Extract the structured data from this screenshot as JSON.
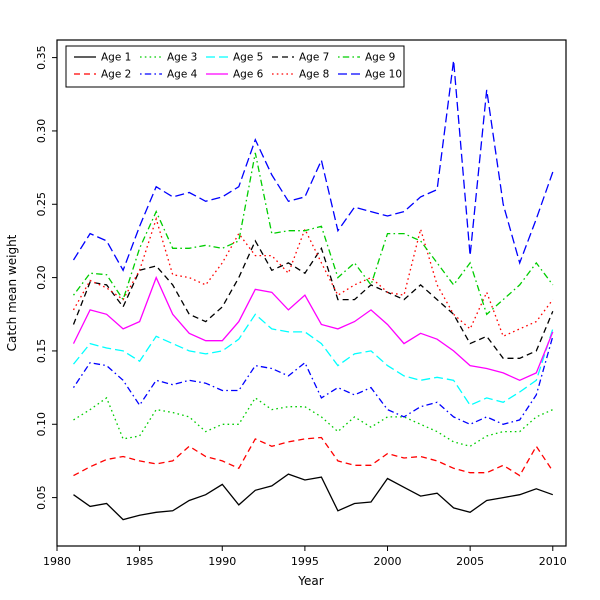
{
  "chart_data": {
    "type": "line",
    "title": "",
    "xlabel": "Year",
    "ylabel": "Catch mean weight",
    "grid": false,
    "legend_position": "top-left-inside",
    "xlim": [
      1980,
      2010.8
    ],
    "ylim": [
      0.017,
      0.362
    ],
    "x_ticks": [
      1980,
      1985,
      1990,
      1995,
      2000,
      2005,
      2010
    ],
    "y_ticks": [
      0.05,
      0.1,
      0.15,
      0.2,
      0.25,
      0.3,
      0.35
    ],
    "x": [
      1981,
      1982,
      1983,
      1984,
      1985,
      1986,
      1987,
      1988,
      1989,
      1990,
      1991,
      1992,
      1993,
      1994,
      1995,
      1996,
      1997,
      1998,
      1999,
      2000,
      2001,
      2002,
      2003,
      2004,
      2005,
      2006,
      2007,
      2008,
      2009,
      2010
    ],
    "series": [
      {
        "name": "Age 1",
        "color": "#000000",
        "linetype": "solid",
        "values": [
          0.052,
          0.044,
          0.046,
          0.035,
          0.038,
          0.04,
          0.041,
          0.048,
          0.052,
          0.059,
          0.045,
          0.055,
          0.058,
          0.066,
          0.062,
          0.064,
          0.041,
          0.046,
          0.047,
          0.063,
          0.057,
          0.051,
          0.053,
          0.043,
          0.04,
          0.048,
          0.05,
          0.052,
          0.056,
          0.052
        ]
      },
      {
        "name": "Age 2",
        "color": "#FF0000",
        "linetype": "dashed",
        "values": [
          0.065,
          0.071,
          0.076,
          0.078,
          0.075,
          0.073,
          0.075,
          0.085,
          0.078,
          0.075,
          0.07,
          0.09,
          0.085,
          0.088,
          0.09,
          0.091,
          0.075,
          0.072,
          0.072,
          0.08,
          0.077,
          0.078,
          0.075,
          0.07,
          0.067,
          0.067,
          0.072,
          0.065,
          0.085,
          0.068
        ]
      },
      {
        "name": "Age 3",
        "color": "#00CD00",
        "linetype": "dotted",
        "values": [
          0.103,
          0.11,
          0.118,
          0.09,
          0.092,
          0.11,
          0.108,
          0.105,
          0.095,
          0.1,
          0.1,
          0.118,
          0.11,
          0.112,
          0.112,
          0.105,
          0.095,
          0.105,
          0.098,
          0.105,
          0.105,
          0.1,
          0.095,
          0.088,
          0.085,
          0.092,
          0.095,
          0.095,
          0.105,
          0.11
        ]
      },
      {
        "name": "Age 4",
        "color": "#0000FF",
        "linetype": "dotdash",
        "values": [
          0.125,
          0.142,
          0.14,
          0.13,
          0.113,
          0.13,
          0.127,
          0.13,
          0.128,
          0.123,
          0.123,
          0.14,
          0.138,
          0.133,
          0.142,
          0.118,
          0.125,
          0.12,
          0.125,
          0.11,
          0.105,
          0.112,
          0.115,
          0.105,
          0.1,
          0.105,
          0.1,
          0.103,
          0.12,
          0.16
        ]
      },
      {
        "name": "Age 5",
        "color": "#00FFFF",
        "linetype": "longdash",
        "values": [
          0.141,
          0.155,
          0.152,
          0.15,
          0.143,
          0.16,
          0.155,
          0.15,
          0.148,
          0.15,
          0.158,
          0.175,
          0.165,
          0.163,
          0.163,
          0.155,
          0.14,
          0.148,
          0.15,
          0.14,
          0.133,
          0.13,
          0.132,
          0.13,
          0.113,
          0.118,
          0.115,
          0.122,
          0.13,
          0.165
        ]
      },
      {
        "name": "Age 6",
        "color": "#FF00FF",
        "linetype": "solid",
        "values": [
          0.155,
          0.178,
          0.175,
          0.165,
          0.17,
          0.2,
          0.175,
          0.162,
          0.157,
          0.157,
          0.17,
          0.192,
          0.19,
          0.178,
          0.188,
          0.168,
          0.165,
          0.17,
          0.178,
          0.168,
          0.155,
          0.162,
          0.158,
          0.15,
          0.14,
          0.138,
          0.135,
          0.13,
          0.135,
          0.163
        ]
      },
      {
        "name": "Age 7",
        "color": "#000000",
        "linetype": "dashed",
        "values": [
          0.168,
          0.197,
          0.195,
          0.18,
          0.205,
          0.208,
          0.195,
          0.175,
          0.17,
          0.18,
          0.2,
          0.225,
          0.205,
          0.21,
          0.203,
          0.22,
          0.185,
          0.185,
          0.195,
          0.19,
          0.185,
          0.195,
          0.185,
          0.175,
          0.155,
          0.16,
          0.145,
          0.145,
          0.15,
          0.177
        ]
      },
      {
        "name": "Age 8",
        "color": "#FF0000",
        "linetype": "dotted",
        "values": [
          0.178,
          0.198,
          0.193,
          0.185,
          0.205,
          0.24,
          0.202,
          0.2,
          0.195,
          0.21,
          0.23,
          0.215,
          0.215,
          0.203,
          0.233,
          0.21,
          0.188,
          0.195,
          0.2,
          0.19,
          0.188,
          0.233,
          0.195,
          0.175,
          0.165,
          0.19,
          0.16,
          0.165,
          0.17,
          0.185
        ]
      },
      {
        "name": "Age 9",
        "color": "#00CD00",
        "linetype": "dotdash",
        "values": [
          0.188,
          0.203,
          0.202,
          0.185,
          0.22,
          0.245,
          0.22,
          0.22,
          0.222,
          0.22,
          0.225,
          0.285,
          0.23,
          0.232,
          0.232,
          0.235,
          0.2,
          0.21,
          0.195,
          0.23,
          0.23,
          0.225,
          0.21,
          0.195,
          0.21,
          0.175,
          0.185,
          0.195,
          0.21,
          0.195
        ]
      },
      {
        "name": "Age 10",
        "color": "#0000FF",
        "linetype": "longdash",
        "values": [
          0.212,
          0.23,
          0.225,
          0.205,
          0.235,
          0.262,
          0.255,
          0.258,
          0.252,
          0.255,
          0.262,
          0.294,
          0.27,
          0.252,
          0.255,
          0.28,
          0.232,
          0.248,
          0.245,
          0.242,
          0.245,
          0.255,
          0.26,
          0.348,
          0.215,
          0.328,
          0.25,
          0.21,
          0.24,
          0.272
        ]
      }
    ]
  }
}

○ ○ ○ ○

TASK INSTRUCTIONS
Write out the entries again, exactly as given, skipping any images.

EXERCISE OUTPUT
Extract the structured data from this screenshot as JSON.
{
  "chart_data": {
    "type": "line",
    "title": "",
    "xlabel": "Year",
    "ylabel": "Catch mean weight",
    "grid": false,
    "legend_position": "top-left-inside",
    "xlim": [
      1980,
      2010.8
    ],
    "ylim": [
      0.017,
      0.362
    ],
    "x_ticks": [
      1980,
      1985,
      1990,
      1995,
      2000,
      2005,
      2010
    ],
    "y_ticks": [
      0.05,
      0.1,
      0.15,
      0.2,
      0.25,
      0.3,
      0.35
    ],
    "x": [
      1981,
      1982,
      1983,
      1984,
      1985,
      1986,
      1987,
      1988,
      1989,
      1990,
      1991,
      1992,
      1993,
      1994,
      1995,
      1996,
      1997,
      1998,
      1999,
      2000,
      2001,
      2002,
      2003,
      2004,
      2005,
      2006,
      2007,
      2008,
      2009,
      2010
    ],
    "series": [
      {
        "name": "Age 1",
        "color": "#000000",
        "linetype": "solid",
        "values": [
          0.052,
          0.044,
          0.046,
          0.035,
          0.038,
          0.04,
          0.041,
          0.048,
          0.052,
          0.059,
          0.045,
          0.055,
          0.058,
          0.066,
          0.062,
          0.064,
          0.041,
          0.046,
          0.047,
          0.063,
          0.057,
          0.051,
          0.053,
          0.043,
          0.04,
          0.048,
          0.05,
          0.052,
          0.056,
          0.052
        ]
      },
      {
        "name": "Age 2",
        "color": "#FF0000",
        "linetype": "dashed",
        "values": [
          0.065,
          0.071,
          0.076,
          0.078,
          0.075,
          0.073,
          0.075,
          0.085,
          0.078,
          0.075,
          0.07,
          0.09,
          0.085,
          0.088,
          0.09,
          0.091,
          0.075,
          0.072,
          0.072,
          0.08,
          0.077,
          0.078,
          0.075,
          0.07,
          0.067,
          0.067,
          0.072,
          0.065,
          0.085,
          0.068
        ]
      },
      {
        "name": "Age 3",
        "color": "#00CD00",
        "linetype": "dotted",
        "values": [
          0.103,
          0.11,
          0.118,
          0.09,
          0.092,
          0.11,
          0.108,
          0.105,
          0.095,
          0.1,
          0.1,
          0.118,
          0.11,
          0.112,
          0.112,
          0.105,
          0.095,
          0.105,
          0.098,
          0.105,
          0.105,
          0.1,
          0.095,
          0.088,
          0.085,
          0.092,
          0.095,
          0.095,
          0.105,
          0.11
        ]
      },
      {
        "name": "Age 4",
        "color": "#0000FF",
        "linetype": "dotdash",
        "values": [
          0.125,
          0.142,
          0.14,
          0.13,
          0.113,
          0.13,
          0.127,
          0.13,
          0.128,
          0.123,
          0.123,
          0.14,
          0.138,
          0.133,
          0.142,
          0.118,
          0.125,
          0.12,
          0.125,
          0.11,
          0.105,
          0.112,
          0.115,
          0.105,
          0.1,
          0.105,
          0.1,
          0.103,
          0.12,
          0.16
        ]
      },
      {
        "name": "Age 5",
        "color": "#00FFFF",
        "linetype": "longdash",
        "values": [
          0.141,
          0.155,
          0.152,
          0.15,
          0.143,
          0.16,
          0.155,
          0.15,
          0.148,
          0.15,
          0.158,
          0.175,
          0.165,
          0.163,
          0.163,
          0.155,
          0.14,
          0.148,
          0.15,
          0.14,
          0.133,
          0.13,
          0.132,
          0.13,
          0.113,
          0.118,
          0.115,
          0.122,
          0.13,
          0.165
        ]
      },
      {
        "name": "Age 6",
        "color": "#FF00FF",
        "linetype": "solid",
        "values": [
          0.155,
          0.178,
          0.175,
          0.165,
          0.17,
          0.2,
          0.175,
          0.162,
          0.157,
          0.157,
          0.17,
          0.192,
          0.19,
          0.178,
          0.188,
          0.168,
          0.165,
          0.17,
          0.178,
          0.168,
          0.155,
          0.162,
          0.158,
          0.15,
          0.14,
          0.138,
          0.135,
          0.13,
          0.135,
          0.163
        ]
      },
      {
        "name": "Age 7",
        "color": "#000000",
        "linetype": "dashed",
        "values": [
          0.168,
          0.197,
          0.195,
          0.18,
          0.205,
          0.208,
          0.195,
          0.175,
          0.17,
          0.18,
          0.2,
          0.225,
          0.205,
          0.21,
          0.203,
          0.22,
          0.185,
          0.185,
          0.195,
          0.19,
          0.185,
          0.195,
          0.185,
          0.175,
          0.155,
          0.16,
          0.145,
          0.145,
          0.15,
          0.177
        ]
      },
      {
        "name": "Age 8",
        "color": "#FF0000",
        "linetype": "dotted",
        "values": [
          0.178,
          0.198,
          0.193,
          0.185,
          0.205,
          0.24,
          0.202,
          0.2,
          0.195,
          0.21,
          0.23,
          0.215,
          0.215,
          0.203,
          0.233,
          0.21,
          0.188,
          0.195,
          0.2,
          0.19,
          0.188,
          0.233,
          0.195,
          0.175,
          0.165,
          0.19,
          0.16,
          0.165,
          0.17,
          0.185
        ]
      },
      {
        "name": "Age 9",
        "color": "#00CD00",
        "linetype": "dotdash",
        "values": [
          0.188,
          0.203,
          0.202,
          0.185,
          0.22,
          0.245,
          0.22,
          0.22,
          0.222,
          0.22,
          0.225,
          0.285,
          0.23,
          0.232,
          0.232,
          0.235,
          0.2,
          0.21,
          0.195,
          0.23,
          0.23,
          0.225,
          0.21,
          0.195,
          0.21,
          0.175,
          0.185,
          0.195,
          0.21,
          0.195
        ]
      },
      {
        "name": "Age 10",
        "color": "#0000FF",
        "linetype": "longdash",
        "values": [
          0.212,
          0.23,
          0.225,
          0.205,
          0.235,
          0.262,
          0.255,
          0.258,
          0.252,
          0.255,
          0.262,
          0.294,
          0.27,
          0.252,
          0.255,
          0.28,
          0.232,
          0.248,
          0.245,
          0.242,
          0.245,
          0.255,
          0.26,
          0.348,
          0.215,
          0.328,
          0.25,
          0.21,
          0.24,
          0.272
        ]
      }
    ]
  }
}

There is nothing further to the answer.